### Records
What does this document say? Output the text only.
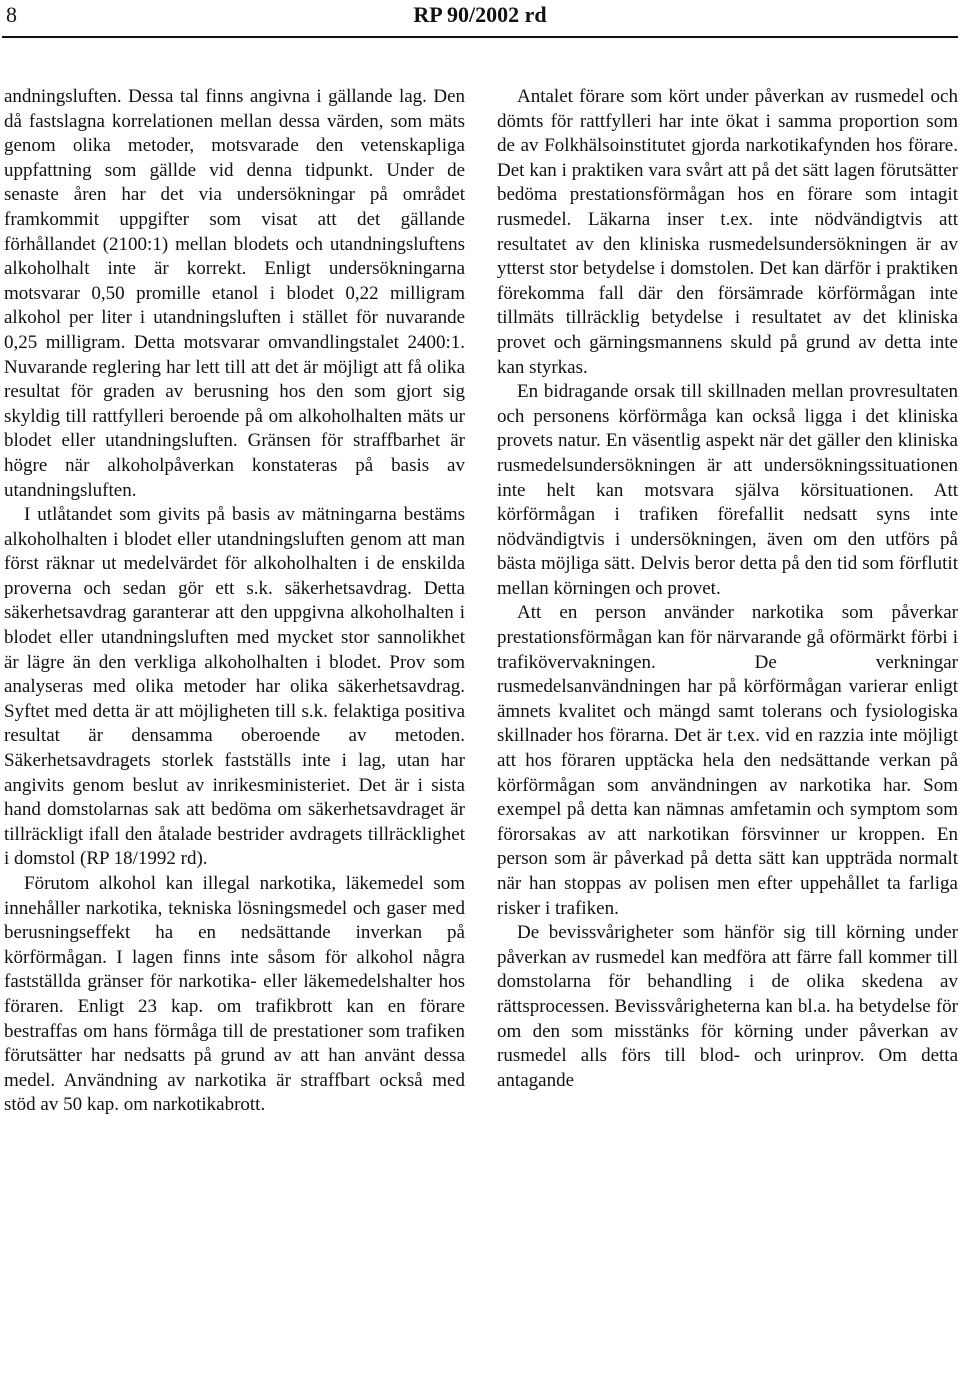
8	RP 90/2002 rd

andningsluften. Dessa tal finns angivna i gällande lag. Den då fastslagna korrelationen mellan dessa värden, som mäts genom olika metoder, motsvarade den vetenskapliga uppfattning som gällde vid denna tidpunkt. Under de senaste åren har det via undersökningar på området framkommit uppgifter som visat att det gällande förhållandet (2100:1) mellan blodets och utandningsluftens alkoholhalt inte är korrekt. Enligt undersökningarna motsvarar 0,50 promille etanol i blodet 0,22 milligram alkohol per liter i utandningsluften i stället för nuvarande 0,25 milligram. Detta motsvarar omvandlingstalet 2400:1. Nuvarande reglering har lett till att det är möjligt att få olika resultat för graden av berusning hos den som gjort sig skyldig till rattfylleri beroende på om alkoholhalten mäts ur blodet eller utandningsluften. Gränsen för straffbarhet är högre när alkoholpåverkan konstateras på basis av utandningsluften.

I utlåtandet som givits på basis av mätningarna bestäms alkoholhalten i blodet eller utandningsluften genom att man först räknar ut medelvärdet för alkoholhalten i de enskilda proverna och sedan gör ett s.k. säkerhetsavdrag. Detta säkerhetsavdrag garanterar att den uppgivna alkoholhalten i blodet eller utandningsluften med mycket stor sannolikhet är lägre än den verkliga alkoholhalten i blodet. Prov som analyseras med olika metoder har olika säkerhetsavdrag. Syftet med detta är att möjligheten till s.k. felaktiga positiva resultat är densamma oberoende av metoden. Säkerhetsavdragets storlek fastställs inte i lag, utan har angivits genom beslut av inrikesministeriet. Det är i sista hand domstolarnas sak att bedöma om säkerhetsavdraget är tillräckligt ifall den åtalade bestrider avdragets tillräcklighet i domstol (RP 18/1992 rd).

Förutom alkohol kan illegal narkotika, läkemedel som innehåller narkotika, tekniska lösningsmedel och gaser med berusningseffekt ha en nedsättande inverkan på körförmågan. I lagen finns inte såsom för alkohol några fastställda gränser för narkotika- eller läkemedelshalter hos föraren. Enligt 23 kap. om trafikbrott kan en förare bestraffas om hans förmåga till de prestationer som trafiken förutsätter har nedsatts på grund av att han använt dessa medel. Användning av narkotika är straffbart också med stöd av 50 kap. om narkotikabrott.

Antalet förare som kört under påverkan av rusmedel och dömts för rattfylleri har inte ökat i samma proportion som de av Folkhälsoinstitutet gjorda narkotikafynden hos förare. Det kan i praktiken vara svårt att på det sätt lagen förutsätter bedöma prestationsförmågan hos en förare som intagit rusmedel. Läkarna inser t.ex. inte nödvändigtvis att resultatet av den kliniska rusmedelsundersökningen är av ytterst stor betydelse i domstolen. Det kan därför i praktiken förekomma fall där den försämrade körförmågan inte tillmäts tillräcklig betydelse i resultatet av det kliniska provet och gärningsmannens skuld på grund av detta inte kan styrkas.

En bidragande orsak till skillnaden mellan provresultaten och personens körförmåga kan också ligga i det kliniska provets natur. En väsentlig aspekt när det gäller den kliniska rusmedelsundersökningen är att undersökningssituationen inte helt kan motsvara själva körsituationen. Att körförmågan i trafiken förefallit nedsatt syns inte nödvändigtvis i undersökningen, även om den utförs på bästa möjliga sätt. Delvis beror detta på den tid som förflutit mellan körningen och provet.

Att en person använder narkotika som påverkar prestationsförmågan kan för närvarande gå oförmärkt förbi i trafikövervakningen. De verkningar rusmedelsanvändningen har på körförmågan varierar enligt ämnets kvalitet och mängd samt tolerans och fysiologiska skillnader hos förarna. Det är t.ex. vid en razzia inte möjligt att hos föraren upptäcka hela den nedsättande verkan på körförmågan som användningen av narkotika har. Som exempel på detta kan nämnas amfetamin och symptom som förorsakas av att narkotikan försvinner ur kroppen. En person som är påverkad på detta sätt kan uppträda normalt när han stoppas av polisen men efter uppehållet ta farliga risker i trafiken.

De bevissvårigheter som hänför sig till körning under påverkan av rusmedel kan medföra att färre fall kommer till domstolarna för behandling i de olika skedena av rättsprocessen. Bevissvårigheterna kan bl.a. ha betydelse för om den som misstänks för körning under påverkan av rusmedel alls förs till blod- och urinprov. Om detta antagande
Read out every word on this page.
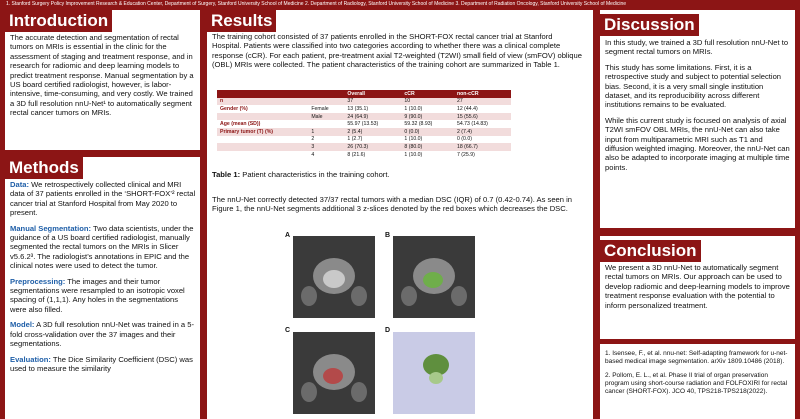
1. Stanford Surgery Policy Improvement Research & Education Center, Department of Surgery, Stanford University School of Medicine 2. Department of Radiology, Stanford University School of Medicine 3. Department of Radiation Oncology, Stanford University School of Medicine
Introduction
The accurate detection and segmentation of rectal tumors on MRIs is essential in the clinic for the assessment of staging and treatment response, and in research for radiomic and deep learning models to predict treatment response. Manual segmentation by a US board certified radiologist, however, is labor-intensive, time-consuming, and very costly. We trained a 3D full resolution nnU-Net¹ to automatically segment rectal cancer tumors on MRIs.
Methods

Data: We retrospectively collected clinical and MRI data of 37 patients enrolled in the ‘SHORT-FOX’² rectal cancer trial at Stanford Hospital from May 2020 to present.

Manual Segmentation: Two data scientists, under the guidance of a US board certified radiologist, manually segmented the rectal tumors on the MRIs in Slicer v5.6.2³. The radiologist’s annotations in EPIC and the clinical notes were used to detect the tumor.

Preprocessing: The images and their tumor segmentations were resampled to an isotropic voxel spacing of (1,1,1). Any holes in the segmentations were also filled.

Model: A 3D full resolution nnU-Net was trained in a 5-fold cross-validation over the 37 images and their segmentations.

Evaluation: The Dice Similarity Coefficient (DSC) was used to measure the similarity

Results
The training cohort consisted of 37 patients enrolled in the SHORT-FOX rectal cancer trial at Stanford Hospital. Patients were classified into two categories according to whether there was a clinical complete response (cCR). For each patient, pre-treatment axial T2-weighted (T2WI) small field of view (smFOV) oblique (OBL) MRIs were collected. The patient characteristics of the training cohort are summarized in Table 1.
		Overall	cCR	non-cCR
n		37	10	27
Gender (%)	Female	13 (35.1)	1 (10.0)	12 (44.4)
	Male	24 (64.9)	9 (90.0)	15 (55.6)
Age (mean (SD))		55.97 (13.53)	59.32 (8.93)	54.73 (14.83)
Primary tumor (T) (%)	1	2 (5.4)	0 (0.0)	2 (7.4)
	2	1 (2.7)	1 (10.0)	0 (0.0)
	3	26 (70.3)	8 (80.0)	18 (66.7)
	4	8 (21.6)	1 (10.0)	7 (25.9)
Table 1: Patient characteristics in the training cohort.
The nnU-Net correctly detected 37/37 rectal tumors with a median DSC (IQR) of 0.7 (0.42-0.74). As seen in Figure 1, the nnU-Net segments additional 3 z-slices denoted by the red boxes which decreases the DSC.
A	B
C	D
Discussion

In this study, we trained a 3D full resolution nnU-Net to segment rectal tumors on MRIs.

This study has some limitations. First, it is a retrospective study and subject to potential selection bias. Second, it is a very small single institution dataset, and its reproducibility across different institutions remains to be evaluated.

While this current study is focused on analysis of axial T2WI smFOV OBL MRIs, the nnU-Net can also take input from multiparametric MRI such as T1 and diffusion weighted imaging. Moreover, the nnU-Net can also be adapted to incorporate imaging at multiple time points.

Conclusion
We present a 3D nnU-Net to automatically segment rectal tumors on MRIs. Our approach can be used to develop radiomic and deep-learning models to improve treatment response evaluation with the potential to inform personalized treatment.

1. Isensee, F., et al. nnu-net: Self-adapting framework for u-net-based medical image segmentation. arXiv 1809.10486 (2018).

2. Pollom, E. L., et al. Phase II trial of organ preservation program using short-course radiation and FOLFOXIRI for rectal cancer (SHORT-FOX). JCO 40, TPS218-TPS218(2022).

### Task prompt
Give the count of lines in the material containing "images". The reply is that number alone.

### Task result
2